• _Problem to work on_
Only the lines from the one containing "What's the underlying" to the end of the records should be written out, exactly and with both ends included; pictures are excluded.

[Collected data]
........
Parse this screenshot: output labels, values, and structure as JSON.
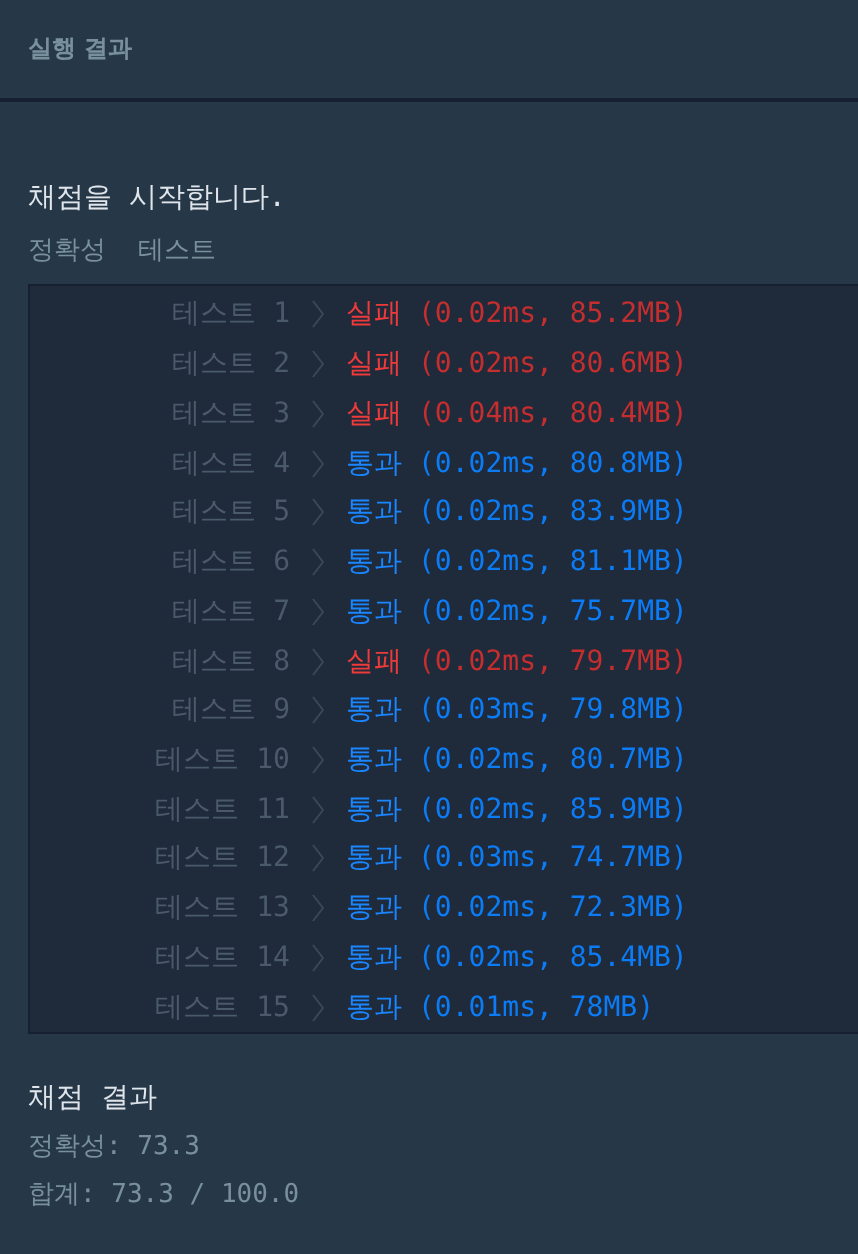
{
  "header": {
    "title": "실행 결과"
  },
  "intro": "채점을 시작합니다.",
  "section_title": [
    "정확성",
    "테스트"
  ],
  "tests": [
    {
      "label": "테스트 1",
      "kind": "fail",
      "status": "실패",
      "detail": "(0.02ms, 85.2MB)"
    },
    {
      "label": "테스트 2",
      "kind": "fail",
      "status": "실패",
      "detail": "(0.02ms, 80.6MB)"
    },
    {
      "label": "테스트 3",
      "kind": "fail",
      "status": "실패",
      "detail": "(0.04ms, 80.4MB)"
    },
    {
      "label": "테스트 4",
      "kind": "pass",
      "status": "통과",
      "detail": "(0.02ms, 80.8MB)"
    },
    {
      "label": "테스트 5",
      "kind": "pass",
      "status": "통과",
      "detail": "(0.02ms, 83.9MB)"
    },
    {
      "label": "테스트 6",
      "kind": "pass",
      "status": "통과",
      "detail": "(0.02ms, 81.1MB)"
    },
    {
      "label": "테스트 7",
      "kind": "pass",
      "status": "통과",
      "detail": "(0.02ms, 75.7MB)"
    },
    {
      "label": "테스트 8",
      "kind": "fail",
      "status": "실패",
      "detail": "(0.02ms, 79.7MB)"
    },
    {
      "label": "테스트 9",
      "kind": "pass",
      "status": "통과",
      "detail": "(0.03ms, 79.8MB)"
    },
    {
      "label": "테스트 10",
      "kind": "pass",
      "status": "통과",
      "detail": "(0.02ms, 80.7MB)"
    },
    {
      "label": "테스트 11",
      "kind": "pass",
      "status": "통과",
      "detail": "(0.02ms, 85.9MB)"
    },
    {
      "label": "테스트 12",
      "kind": "pass",
      "status": "통과",
      "detail": "(0.03ms, 74.7MB)"
    },
    {
      "label": "테스트 13",
      "kind": "pass",
      "status": "통과",
      "detail": "(0.02ms, 72.3MB)"
    },
    {
      "label": "테스트 14",
      "kind": "pass",
      "status": "통과",
      "detail": "(0.02ms, 85.4MB)"
    },
    {
      "label": "테스트 15",
      "kind": "pass",
      "status": "통과",
      "detail": "(0.01ms, 78MB)"
    }
  ],
  "summary": {
    "title": "채점 결과",
    "lines": [
      "정확성: 73.3",
      "합계: 73.3 / 100.0"
    ]
  }
}
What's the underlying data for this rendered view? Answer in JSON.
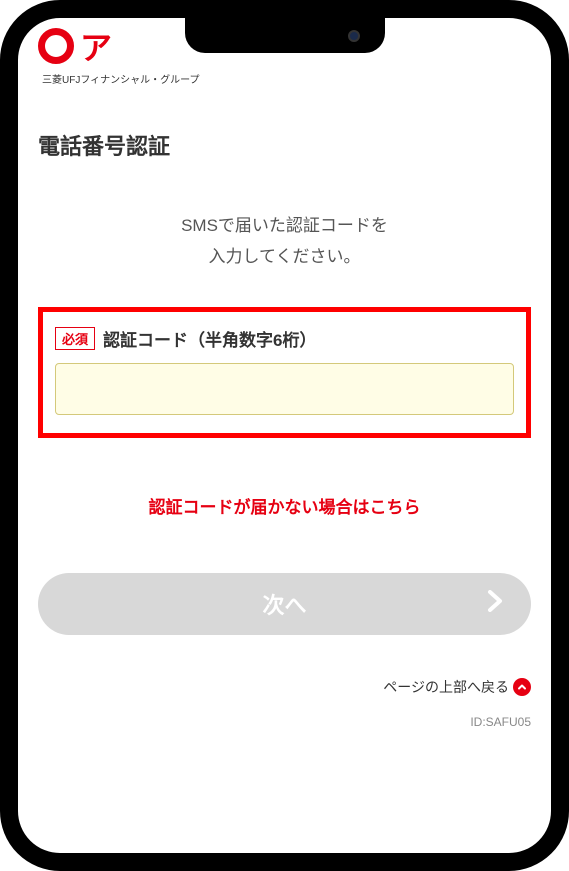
{
  "header": {
    "logo_text": "ア",
    "subtitle": "三菱UFJフィナンシャル・グループ"
  },
  "page": {
    "title": "電話番号認証",
    "instruction_line1": "SMSで届いた認証コードを",
    "instruction_line2": "入力してください。"
  },
  "form": {
    "required_badge": "必須",
    "field_label": "認証コード（半角数字6桁）",
    "code_value": ""
  },
  "links": {
    "help_link": "認証コードが届かない場合はこちら",
    "back_to_top": "ページの上部へ戻る"
  },
  "buttons": {
    "next": "次へ"
  },
  "footer": {
    "page_id": "ID:SAFU05"
  }
}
........
• _Output for this task_
What's the underlying data for this rendered view? Answer in JSON.
{
  "header": {
    "logo_text": "ア",
    "subtitle": "三菱UFJフィナンシャル・グループ"
  },
  "page": {
    "title": "電話番号認証",
    "instruction_line1": "SMSで届いた認証コードを",
    "instruction_line2": "入力してください。"
  },
  "form": {
    "required_badge": "必須",
    "field_label": "認証コード（半角数字6桁）",
    "code_value": ""
  },
  "links": {
    "help_link": "認証コードが届かない場合はこちら",
    "back_to_top": "ページの上部へ戻る"
  },
  "buttons": {
    "next": "次へ"
  },
  "footer": {
    "page_id": "ID:SAFU05"
  }
}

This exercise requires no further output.